§ Instruction
Copy the records below exactly, leaving out every picture.

Collected data:
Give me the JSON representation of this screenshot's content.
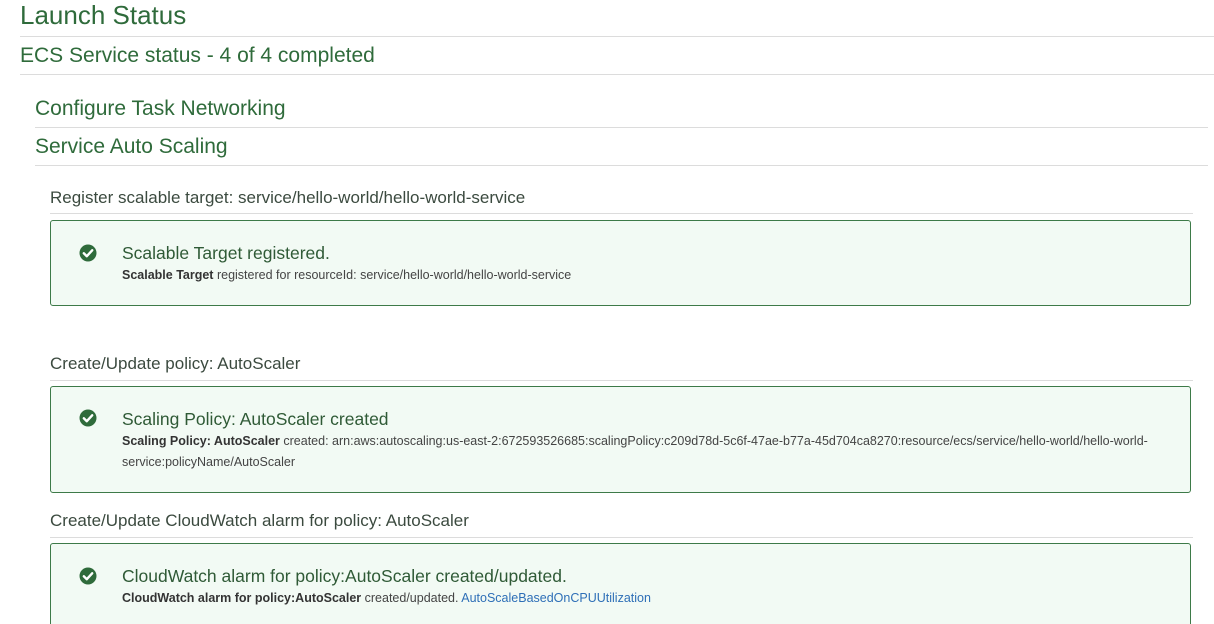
{
  "page": {
    "title": "Launch Status",
    "ecs_status": "ECS Service status - 4 of 4 completed"
  },
  "sections": {
    "configure_networking": "Configure Task Networking",
    "auto_scaling": "Service Auto Scaling"
  },
  "steps": [
    {
      "heading": "Register scalable target: service/hello-world/hello-world-service",
      "icon": "check-circle-icon",
      "title": "Scalable Target registered.",
      "detail_bold": "Scalable Target",
      "detail_text": " registered for resourceId: service/hello-world/hello-world-service"
    },
    {
      "heading": "Create/Update policy: AutoScaler",
      "icon": "check-circle-icon",
      "title": "Scaling Policy: AutoScaler created",
      "detail_bold": "Scaling Policy: AutoScaler",
      "detail_text": " created: arn:aws:autoscaling:us-east-2:672593526685:scalingPolicy:c209d78d-5c6f-47ae-b77a-45d704ca8270:resource/ecs/service/hello-world/hello-world-service:policyName/AutoScaler"
    },
    {
      "heading": "Create/Update CloudWatch alarm for policy: AutoScaler",
      "icon": "check-circle-icon",
      "title": "CloudWatch alarm for policy:AutoScaler created/updated.",
      "detail_bold": "CloudWatch alarm for policy:AutoScaler",
      "detail_text": " created/updated. ",
      "detail_link": "AutoScaleBasedOnCPUUtilization"
    }
  ],
  "colors": {
    "heading_green": "#2f6b3b",
    "success_border": "#3d7a48",
    "success_bg": "#f2faf4",
    "link_blue": "#2e6fb7"
  }
}
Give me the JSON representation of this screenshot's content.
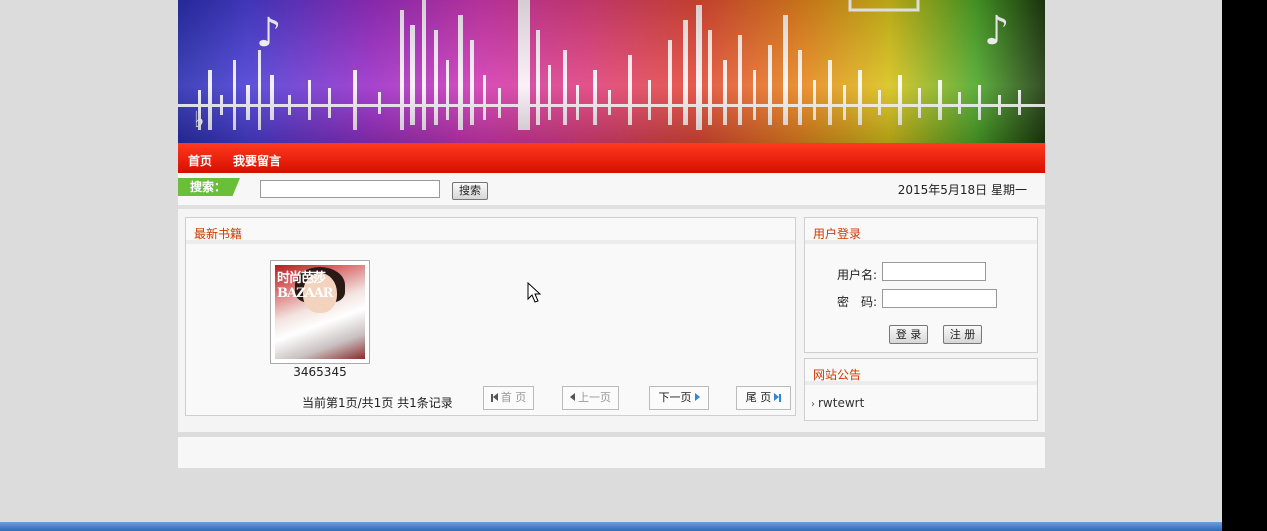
{
  "nav": {
    "home": "首页",
    "guestbook": "我要留言"
  },
  "search": {
    "label": "搜索：",
    "input_value": "",
    "button": "搜索"
  },
  "date_text": "2015年5月18日 星期一",
  "books_panel": {
    "title": "最新书籍",
    "books": [
      {
        "name": "3465345",
        "cover_text": "时尚芭莎 BAZAAR"
      }
    ],
    "pager": {
      "status": "当前第1页/共1页  共1条记录",
      "first": "首 页",
      "prev": "上一页",
      "next": "下一页",
      "last": "尾 页"
    }
  },
  "login_panel": {
    "title": "用户登录",
    "username_label": "用户名:",
    "password_label": "密　码:",
    "login_button": "登 录",
    "register_button": "注 册"
  },
  "notice_panel": {
    "title": "网站公告",
    "items": [
      "rwtewrt"
    ]
  },
  "colors": {
    "nav_red": "#e01a05",
    "accent_orange": "#d03a00",
    "search_green": "#6abf3a"
  }
}
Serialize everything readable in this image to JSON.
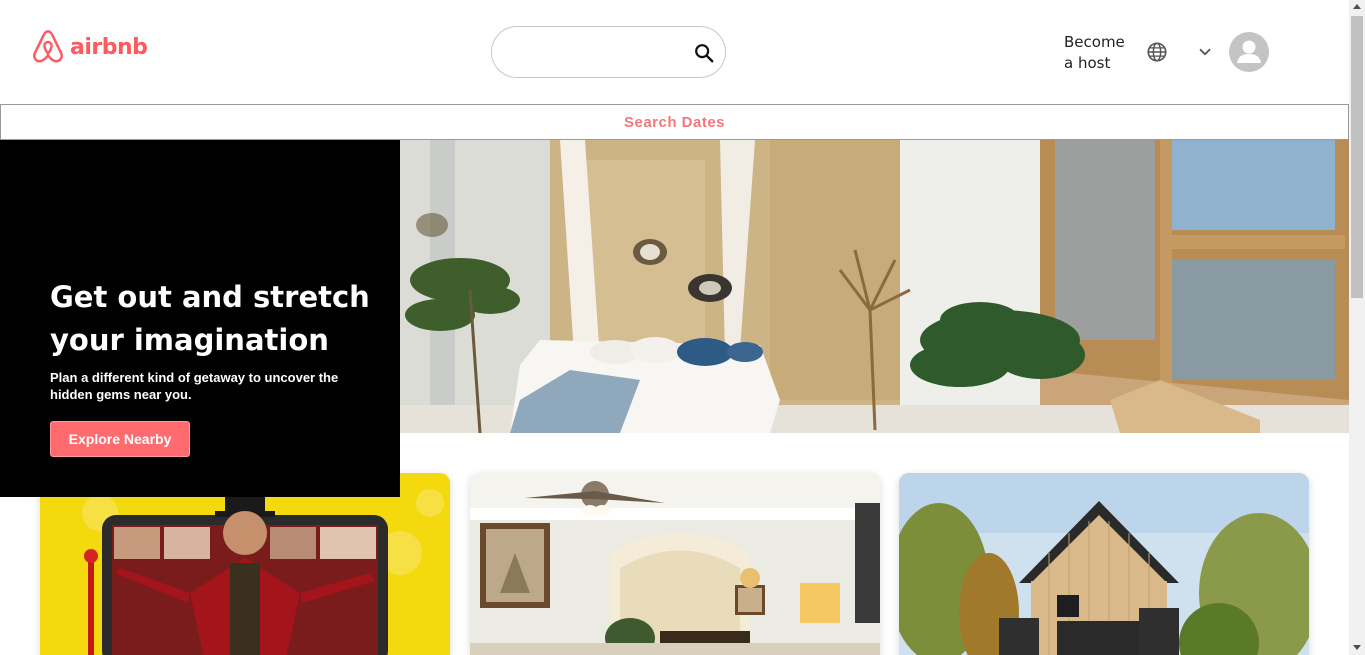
{
  "brand": {
    "name": "airbnb",
    "color": "#ff5a5f"
  },
  "header": {
    "search": {
      "value": "",
      "placeholder": "",
      "icon": "search-icon"
    },
    "host_link": "Become a host",
    "language_icon": "globe-icon",
    "menu_icon": "chevron-down-icon",
    "avatar_icon": "user-avatar-icon"
  },
  "dates_bar": {
    "label": "Search Dates",
    "color": "#f2787b"
  },
  "hero": {
    "title": "Get out and stretch your imagination",
    "subtitle": "Plan a different kind of getaway to uncover the hidden gems near you.",
    "cta_label": "Explore Nearby",
    "cta_color": "#ff6b6f",
    "image": "bedroom-interior-photo"
  },
  "cards": [
    {
      "image": "online-experience-performer-photo"
    },
    {
      "image": "apartment-living-room-photo"
    },
    {
      "image": "wooden-cabin-exterior-photo"
    }
  ]
}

§ Result of this task
Give me the JSON representation of this screenshot's content.
{
  "page": {
    "title": "Launch Status",
    "ecs_status": "ECS Service status - 4 of 4 completed"
  },
  "sections": {
    "configure_networking": "Configure Task Networking",
    "auto_scaling": "Service Auto Scaling"
  },
  "steps": [
    {
      "heading": "Register scalable target: service/hello-world/hello-world-service",
      "icon": "check-circle-icon",
      "title": "Scalable Target registered.",
      "detail_bold": "Scalable Target",
      "detail_text": " registered for resourceId: service/hello-world/hello-world-service"
    },
    {
      "heading": "Create/Update policy: AutoScaler",
      "icon": "check-circle-icon",
      "title": "Scaling Policy: AutoScaler created",
      "detail_bold": "Scaling Policy: AutoScaler",
      "detail_text": " created: arn:aws:autoscaling:us-east-2:672593526685:scalingPolicy:c209d78d-5c6f-47ae-b77a-45d704ca8270:resource/ecs/service/hello-world/hello-world-service:policyName/AutoScaler"
    },
    {
      "heading": "Create/Update CloudWatch alarm for policy: AutoScaler",
      "icon": "check-circle-icon",
      "title": "CloudWatch alarm for policy:AutoScaler created/updated.",
      "detail_bold": "CloudWatch alarm for policy:AutoScaler",
      "detail_text": " created/updated. ",
      "detail_link": "AutoScaleBasedOnCPUUtilization"
    }
  ],
  "colors": {
    "heading_green": "#2f6b3b",
    "success_border": "#3d7a48",
    "success_bg": "#f2faf4",
    "link_blue": "#2e6fb7"
  }
}
Give me the JSON representation of this screenshot's content.
{
  "nav": {
    "home": "首页",
    "guestbook": "我要留言"
  },
  "search": {
    "label": "搜索：",
    "input_value": "",
    "button": "搜索"
  },
  "date_text": "2015年5月18日 星期一",
  "books_panel": {
    "title": "最新书籍",
    "books": [
      {
        "name": "3465345",
        "cover_text": "时尚芭莎 BAZAAR"
      }
    ],
    "pager": {
      "status": "当前第1页/共1页  共1条记录",
      "first": "首 页",
      "prev": "上一页",
      "next": "下一页",
      "last": "尾 页"
    }
  },
  "login_panel": {
    "title": "用户登录",
    "username_label": "用户名:",
    "password_label": "密　码:",
    "login_button": "登 录",
    "register_button": "注 册"
  },
  "notice_panel": {
    "title": "网站公告",
    "items": [
      "rwtewrt"
    ]
  },
  "colors": {
    "nav_red": "#e01a05",
    "accent_orange": "#d03a00",
    "search_green": "#6abf3a"
  }
}
Serialize everything readable in this image to JSON.
{
  "brand": {
    "name": "airbnb",
    "color": "#ff5a5f"
  },
  "header": {
    "search": {
      "value": "",
      "placeholder": "",
      "icon": "search-icon"
    },
    "host_link": "Become a host",
    "language_icon": "globe-icon",
    "menu_icon": "chevron-down-icon",
    "avatar_icon": "user-avatar-icon"
  },
  "dates_bar": {
    "label": "Search Dates",
    "color": "#f2787b"
  },
  "hero": {
    "title": "Get out and stretch your imagination",
    "subtitle": "Plan a different kind of getaway to uncover the hidden gems near you.",
    "cta_label": "Explore Nearby",
    "cta_color": "#ff6b6f",
    "image": "bedroom-interior-photo"
  },
  "cards": [
    {
      "image": "online-experience-performer-photo"
    },
    {
      "image": "apartment-living-room-photo"
    },
    {
      "image": "wooden-cabin-exterior-photo"
    }
  ]
}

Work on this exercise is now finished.